**GIVEN PROBLEM 1:** According to the article on development in Delta state's coastal areas, who serves as National Coordinator of the Center for Peace and Environmental Justice (CEPEJ)?
**GIVEN PROBLEM 2:** Copy the part of the article on Delta state's coastal development between "Certainly, if one" and "exclusive privileged few.", inclusive.

**PAGE EXTRACT:**
-=-=-=-=-

373 views | JEROME-MARIO UTOMI | March 24, 2020
What’s crucial about a vision is not its originality but how well it serves the interests of important constituencies-and how easily it can be translated into a realistic competitive strategy.-John P. kotter, Professor of Leadership at Harvard Business School
By contrast, if a visit is presently made to the coastal areas of Delta state, and analysis/report of such visit placed side by side with documented accounts of deprivation, degradation, and abandonment that formerly characterized the region, it will, however, reveal something fundamentally new and different about the crisis in the region; justifies the belief that creative concepts of leaders can bring both disruptive and constructive aspect; and authenticates the conviction that leader’s action and inaction laced with capacity to shatter set patterns of thinking, threaten the status quo, or at the very least stir up people’s anxieties.
Indeed, the ongoing development of the region cannot in any way be attributed to guesswork but a decision process built on right judgment and supported by rational inferences basically different from the mathematical probability process. Even more, from the strategic implication of developing the coastal areas of the state, it is evident that establishing policies, strategies or authority are not the major challenges confronting a leader but how to nurture and sustain them.
As a background, separate from the communal rights to a clean environment and access to clean water supplies being violated, and oil industry abandonment of thousands of polluted sites in the region which need to be identified and studied in details and affected communities adequately compensated for their losses, it is no longer news that Niger Delta as a region increasingly faces socioeconomic difficulties with no good means of survival.
Also, since oil was discovered in commercial quantity in Nigeria, the region have encountered a fierce war that raged between ethnic and social forces-and as a direct consequence, a long dark shadow has been cast on the efforts to improve the well-being and economic development of the region’s individual, peoples, and community.
This challenge was further fed by a double fold factor; the concentration of solution resulting from exploration and production activities in a mono source and the Federal Government timidity to hold the International Oil Companies (IOCs) accountable for their misdeeds. This is made a horrifying development in parts because they were so contrary to what the people of the region expected.
Certainly, if one had visited the Coastal areas of Delta state before the 29th of May 2015 date, he/she may have concluded that the area was a location that has apparently never heard of civilization. But under Governor Okowa’s administration, the people are coming to understand that education and infrastructural development of an area are the best tools for shaping the future of the people and not devices for an exclusive privileged few.
For one thing, Okowa has shown that strategic success cannot be reduced to a formula, nor can one become a strategic thinker by reading a book, but, through constant demonstration of competence, connection, and character.
As an illustration, Mulade Sheriff, a coastal dweller and National Coordinator, the Center for Peace and Environmental Justice (CEPEJ), during an interview with the Ika Weekly Newspaper, a weekly tabloid based in Delta state; stated that the age-long excuse by the previous administration that the coastal region cannot be developed because the terrain is marshy-a feature that renders construction difficult if not impossible, can no longer be sustained. Adding that the Governor being a God sent, used his politics of development to send such excuse to the dustbin of history. The region, he added is now blessed with an appreciable level of good/internal road networks and other infrastructural development- a feat that qualifies the Governor as the first to give a sense of belonging to the people of the region.
With this development, the people of the region seem certain to make an increasing contribution to the development of the state as a handful of them can now afford the luxury of education and access to good amenities. It is clear in hindsight that the Governor’s effort will not only give the people sense to feel that they have a governor that cares but act as a technique to support the people understand the Governor’s vision.

-=-=-=-=-

**STORED DATA:**
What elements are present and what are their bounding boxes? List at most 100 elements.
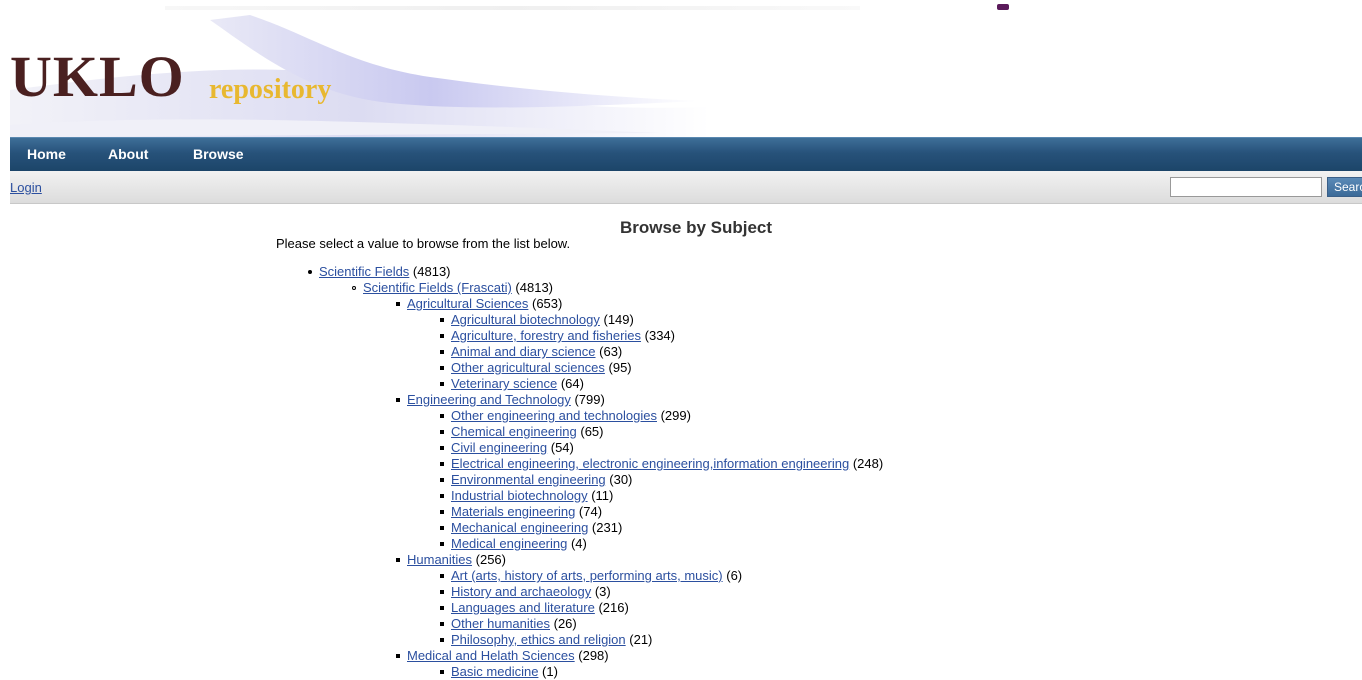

-=-=-=-=-

**EXERCISE RESPONSE 1:** Mulade Sheriff

**EXERCISE RESPONSE 2:**
Certainly, if one had visited the Coastal areas of Delta state before the 29th of May 2015 date, he/she may have concluded that the area was a location that has apparently never heard of civilization. But under Governor Okowa’s administration, the people are coming to understand that education and infrastructural development of an area are the best tools for shaping the future of the people and not devices for an exclusive privileged few.